[start]
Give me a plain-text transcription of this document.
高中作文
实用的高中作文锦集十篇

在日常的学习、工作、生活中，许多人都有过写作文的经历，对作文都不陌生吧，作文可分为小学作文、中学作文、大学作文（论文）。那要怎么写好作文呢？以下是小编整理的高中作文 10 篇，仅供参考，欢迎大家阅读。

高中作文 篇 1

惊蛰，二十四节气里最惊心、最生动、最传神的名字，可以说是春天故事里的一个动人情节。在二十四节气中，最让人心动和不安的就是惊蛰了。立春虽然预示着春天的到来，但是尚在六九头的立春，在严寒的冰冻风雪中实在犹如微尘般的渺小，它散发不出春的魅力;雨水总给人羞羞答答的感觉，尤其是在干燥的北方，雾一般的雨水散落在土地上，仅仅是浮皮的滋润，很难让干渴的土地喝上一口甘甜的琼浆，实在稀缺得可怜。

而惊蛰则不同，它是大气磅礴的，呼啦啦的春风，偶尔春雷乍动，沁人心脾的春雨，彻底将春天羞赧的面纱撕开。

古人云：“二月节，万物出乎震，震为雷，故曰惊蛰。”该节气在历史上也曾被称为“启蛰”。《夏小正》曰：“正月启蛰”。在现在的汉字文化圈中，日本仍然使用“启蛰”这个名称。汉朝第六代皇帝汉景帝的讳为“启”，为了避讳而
[end]
• [Exercise aim] Copy out the whole listing exactly as written.

• [Full response]
Give me a plain-text transcription of this document.
高中作文
实用的高中作文锦集十篇

在日常的学习、工作、生活中，许多人都有过写作文的经历，对作文都不陌生吧，作文可分为小学作文、中学作文、大学作文（论文）。那要怎么写好作文呢？以下是小编整理的高中作文 10 篇，仅供参考，欢迎大家阅读。

高中作文 篇 1

惊蛰，二十四节气里最惊心、最生动、最传神的名字，可以说是春天故事里的一个动人情节。在二十四节气中，最让人心动和不安的就是惊蛰了。立春虽然预示着春天的到来，但是尚在六九头的立春，在严寒的冰冻风雪中实在犹如微尘般的渺小，它散发不出春的魅力;雨水总给人羞羞答答的感觉，尤其是在干燥的北方，雾一般的雨水散落在土地上，仅仅是浮皮的滋润，很难让干渴的土地喝上一口甘甜的琼浆，实在稀缺得可怜。

而惊蛰则不同，它是大气磅礴的，呼啦啦的春风，偶尔春雷乍动，沁人心脾的春雨，彻底将春天羞赧的面纱撕开。

古人云：“二月节，万物出乎震，震为雷，故曰惊蛰。”该节气在历史上也曾被称为“启蛰”。《夏小正》曰：“正月启蛰”。在现在的汉字文化圈中，日本仍然使用“启蛰”这个名称。汉朝第六代皇帝汉景帝的讳为“启”，为了避讳而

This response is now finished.